- [Figure record extracts]:

══════

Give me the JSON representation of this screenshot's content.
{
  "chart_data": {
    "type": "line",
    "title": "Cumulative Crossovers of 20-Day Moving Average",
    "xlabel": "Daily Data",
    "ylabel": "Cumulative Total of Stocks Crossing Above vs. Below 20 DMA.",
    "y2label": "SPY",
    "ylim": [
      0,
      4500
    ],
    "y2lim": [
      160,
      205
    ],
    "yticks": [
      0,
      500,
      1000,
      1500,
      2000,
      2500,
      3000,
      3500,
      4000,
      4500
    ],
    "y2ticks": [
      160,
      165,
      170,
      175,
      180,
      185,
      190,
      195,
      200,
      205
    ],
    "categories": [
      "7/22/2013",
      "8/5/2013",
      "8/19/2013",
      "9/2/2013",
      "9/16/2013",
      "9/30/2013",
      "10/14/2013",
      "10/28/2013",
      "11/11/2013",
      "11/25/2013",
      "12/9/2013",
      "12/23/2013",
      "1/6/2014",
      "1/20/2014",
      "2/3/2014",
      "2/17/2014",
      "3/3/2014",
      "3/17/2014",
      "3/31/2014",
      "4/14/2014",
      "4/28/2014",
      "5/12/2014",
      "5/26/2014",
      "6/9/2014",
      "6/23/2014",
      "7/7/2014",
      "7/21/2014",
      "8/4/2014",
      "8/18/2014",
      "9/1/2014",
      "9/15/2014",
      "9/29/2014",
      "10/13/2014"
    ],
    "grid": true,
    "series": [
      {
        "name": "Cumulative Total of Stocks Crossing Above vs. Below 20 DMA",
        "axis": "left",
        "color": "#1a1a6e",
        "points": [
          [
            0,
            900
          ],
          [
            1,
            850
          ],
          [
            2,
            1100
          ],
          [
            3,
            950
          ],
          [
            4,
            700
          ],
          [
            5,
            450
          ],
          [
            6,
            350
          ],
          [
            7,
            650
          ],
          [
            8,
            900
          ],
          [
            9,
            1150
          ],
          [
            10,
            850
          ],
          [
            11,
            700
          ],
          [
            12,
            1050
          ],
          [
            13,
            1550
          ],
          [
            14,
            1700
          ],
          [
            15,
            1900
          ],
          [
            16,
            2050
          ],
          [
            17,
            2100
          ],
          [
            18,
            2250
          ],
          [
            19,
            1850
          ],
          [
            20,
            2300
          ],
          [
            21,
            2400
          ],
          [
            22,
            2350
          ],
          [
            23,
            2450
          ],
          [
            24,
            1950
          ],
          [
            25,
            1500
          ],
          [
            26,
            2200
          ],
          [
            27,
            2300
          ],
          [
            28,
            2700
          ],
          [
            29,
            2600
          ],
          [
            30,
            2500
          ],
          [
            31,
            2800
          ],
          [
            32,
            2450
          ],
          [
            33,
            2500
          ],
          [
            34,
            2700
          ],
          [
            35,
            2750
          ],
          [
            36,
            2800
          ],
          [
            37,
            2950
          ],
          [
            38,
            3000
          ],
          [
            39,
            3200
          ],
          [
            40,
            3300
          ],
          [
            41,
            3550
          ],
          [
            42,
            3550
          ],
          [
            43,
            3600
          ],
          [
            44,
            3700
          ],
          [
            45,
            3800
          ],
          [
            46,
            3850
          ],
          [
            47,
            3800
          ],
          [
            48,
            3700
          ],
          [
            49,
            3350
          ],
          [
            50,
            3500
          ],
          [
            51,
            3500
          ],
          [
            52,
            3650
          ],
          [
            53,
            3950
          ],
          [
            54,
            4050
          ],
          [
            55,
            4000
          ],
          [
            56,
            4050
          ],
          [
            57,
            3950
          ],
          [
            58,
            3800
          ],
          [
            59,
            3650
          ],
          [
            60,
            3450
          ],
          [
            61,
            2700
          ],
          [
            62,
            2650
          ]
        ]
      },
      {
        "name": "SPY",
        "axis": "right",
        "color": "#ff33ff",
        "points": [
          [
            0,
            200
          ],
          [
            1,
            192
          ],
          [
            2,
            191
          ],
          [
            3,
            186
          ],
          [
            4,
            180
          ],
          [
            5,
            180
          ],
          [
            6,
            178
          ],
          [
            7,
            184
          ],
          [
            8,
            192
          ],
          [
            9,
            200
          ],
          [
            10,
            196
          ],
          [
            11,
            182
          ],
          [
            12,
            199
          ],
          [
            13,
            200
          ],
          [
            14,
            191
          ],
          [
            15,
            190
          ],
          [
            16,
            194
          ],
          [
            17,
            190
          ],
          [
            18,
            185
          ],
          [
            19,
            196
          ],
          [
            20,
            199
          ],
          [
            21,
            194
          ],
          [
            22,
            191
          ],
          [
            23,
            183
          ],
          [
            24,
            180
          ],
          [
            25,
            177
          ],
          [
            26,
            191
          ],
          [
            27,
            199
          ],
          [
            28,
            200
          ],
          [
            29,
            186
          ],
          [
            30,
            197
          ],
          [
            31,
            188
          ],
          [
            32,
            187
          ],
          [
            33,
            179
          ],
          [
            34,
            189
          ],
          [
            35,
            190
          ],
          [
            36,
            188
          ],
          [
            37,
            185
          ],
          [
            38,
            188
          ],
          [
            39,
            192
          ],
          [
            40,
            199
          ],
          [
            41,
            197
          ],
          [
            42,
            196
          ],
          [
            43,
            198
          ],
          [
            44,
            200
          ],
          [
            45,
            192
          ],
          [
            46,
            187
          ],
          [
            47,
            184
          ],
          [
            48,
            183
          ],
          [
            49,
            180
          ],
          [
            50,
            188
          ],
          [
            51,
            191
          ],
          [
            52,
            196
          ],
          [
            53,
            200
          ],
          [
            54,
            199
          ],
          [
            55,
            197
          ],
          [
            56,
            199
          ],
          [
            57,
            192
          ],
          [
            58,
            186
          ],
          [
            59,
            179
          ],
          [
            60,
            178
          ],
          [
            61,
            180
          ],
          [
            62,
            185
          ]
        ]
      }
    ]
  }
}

══════

Copy out the whole listing exactly.

Give me the JSON representation of this screenshot's content.
{
  "chart_data": {
    "type": "line",
    "title": "Cumulative Crossovers of 20-Day Moving Average",
    "xlabel": "Daily Data",
    "ylabel": "Cumulative Total of Stocks Crossing Above vs. Below 20 DMA.",
    "y2label": "SPY",
    "ylim": [
      0,
      4500
    ],
    "y2lim": [
      160,
      205
    ],
    "yticks": [
      0,
      500,
      1000,
      1500,
      2000,
      2500,
      3000,
      3500,
      4000,
      4500
    ],
    "y2ticks": [
      160,
      165,
      170,
      175,
      180,
      185,
      190,
      195,
      200,
      205
    ],
    "categories": [
      "7/22/2013",
      "8/5/2013",
      "8/19/2013",
      "9/2/2013",
      "9/16/2013",
      "9/30/2013",
      "10/14/2013",
      "10/28/2013",
      "11/11/2013",
      "11/25/2013",
      "12/9/2013",
      "12/23/2013",
      "1/6/2014",
      "1/20/2014",
      "2/3/2014",
      "2/17/2014",
      "3/3/2014",
      "3/17/2014",
      "3/31/2014",
      "4/14/2014",
      "4/28/2014",
      "5/12/2014",
      "5/26/2014",
      "6/9/2014",
      "6/23/2014",
      "7/7/2014",
      "7/21/2014",
      "8/4/2014",
      "8/18/2014",
      "9/1/2014",
      "9/15/2014",
      "9/29/2014",
      "10/13/2014"
    ],
    "grid": true,
    "series": [
      {
        "name": "Cumulative Total of Stocks Crossing Above vs. Below 20 DMA",
        "axis": "left",
        "color": "#1a1a6e",
        "points": [
          [
            0,
            900
          ],
          [
            1,
            850
          ],
          [
            2,
            1100
          ],
          [
            3,
            950
          ],
          [
            4,
            700
          ],
          [
            5,
            450
          ],
          [
            6,
            350
          ],
          [
            7,
            650
          ],
          [
            8,
            900
          ],
          [
            9,
            1150
          ],
          [
            10,
            850
          ],
          [
            11,
            700
          ],
          [
            12,
            1050
          ],
          [
            13,
            1550
          ],
          [
            14,
            1700
          ],
          [
            15,
            1900
          ],
          [
            16,
            2050
          ],
          [
            17,
            2100
          ],
          [
            18,
            2250
          ],
          [
            19,
            1850
          ],
          [
            20,
            2300
          ],
          [
            21,
            2400
          ],
          [
            22,
            2350
          ],
          [
            23,
            2450
          ],
          [
            24,
            1950
          ],
          [
            25,
            1500
          ],
          [
            26,
            2200
          ],
          [
            27,
            2300
          ],
          [
            28,
            2700
          ],
          [
            29,
            2600
          ],
          [
            30,
            2500
          ],
          [
            31,
            2800
          ],
          [
            32,
            2450
          ],
          [
            33,
            2500
          ],
          [
            34,
            2700
          ],
          [
            35,
            2750
          ],
          [
            36,
            2800
          ],
          [
            37,
            2950
          ],
          [
            38,
            3000
          ],
          [
            39,
            3200
          ],
          [
            40,
            3300
          ],
          [
            41,
            3550
          ],
          [
            42,
            3550
          ],
          [
            43,
            3600
          ],
          [
            44,
            3700
          ],
          [
            45,
            3800
          ],
          [
            46,
            3850
          ],
          [
            47,
            3800
          ],
          [
            48,
            3700
          ],
          [
            49,
            3350
          ],
          [
            50,
            3500
          ],
          [
            51,
            3500
          ],
          [
            52,
            3650
          ],
          [
            53,
            3950
          ],
          [
            54,
            4050
          ],
          [
            55,
            4000
          ],
          [
            56,
            4050
          ],
          [
            57,
            3950
          ],
          [
            58,
            3800
          ],
          [
            59,
            3650
          ],
          [
            60,
            3450
          ],
          [
            61,
            2700
          ],
          [
            62,
            2650
          ]
        ]
      },
      {
        "name": "SPY",
        "axis": "right",
        "color": "#ff33ff",
        "points": [
          [
            0,
            200
          ],
          [
            1,
            192
          ],
          [
            2,
            191
          ],
          [
            3,
            186
          ],
          [
            4,
            180
          ],
          [
            5,
            180
          ],
          [
            6,
            178
          ],
          [
            7,
            184
          ],
          [
            8,
            192
          ],
          [
            9,
            200
          ],
          [
            10,
            196
          ],
          [
            11,
            182
          ],
          [
            12,
            199
          ],
          [
            13,
            200
          ],
          [
            14,
            191
          ],
          [
            15,
            190
          ],
          [
            16,
            194
          ],
          [
            17,
            190
          ],
          [
            18,
            185
          ],
          [
            19,
            196
          ],
          [
            20,
            199
          ],
          [
            21,
            194
          ],
          [
            22,
            191
          ],
          [
            23,
            183
          ],
          [
            24,
            180
          ],
          [
            25,
            177
          ],
          [
            26,
            191
          ],
          [
            27,
            199
          ],
          [
            28,
            200
          ],
          [
            29,
            186
          ],
          [
            30,
            197
          ],
          [
            31,
            188
          ],
          [
            32,
            187
          ],
          [
            33,
            179
          ],
          [
            34,
            189
          ],
          [
            35,
            190
          ],
          [
            36,
            188
          ],
          [
            37,
            185
          ],
          [
            38,
            188
          ],
          [
            39,
            192
          ],
          [
            40,
            199
          ],
          [
            41,
            197
          ],
          [
            42,
            196
          ],
          [
            43,
            198
          ],
          [
            44,
            200
          ],
          [
            45,
            192
          ],
          [
            46,
            187
          ],
          [
            47,
            184
          ],
          [
            48,
            183
          ],
          [
            49,
            180
          ],
          [
            50,
            188
          ],
          [
            51,
            191
          ],
          [
            52,
            196
          ],
          [
            53,
            200
          ],
          [
            54,
            199
          ],
          [
            55,
            197
          ],
          [
            56,
            199
          ],
          [
            57,
            192
          ],
          [
            58,
            186
          ],
          [
            59,
            179
          ],
          [
            60,
            178
          ],
          [
            61,
            180
          ],
          [
            62,
            185
          ]
        ]
      }
    ]
  }
}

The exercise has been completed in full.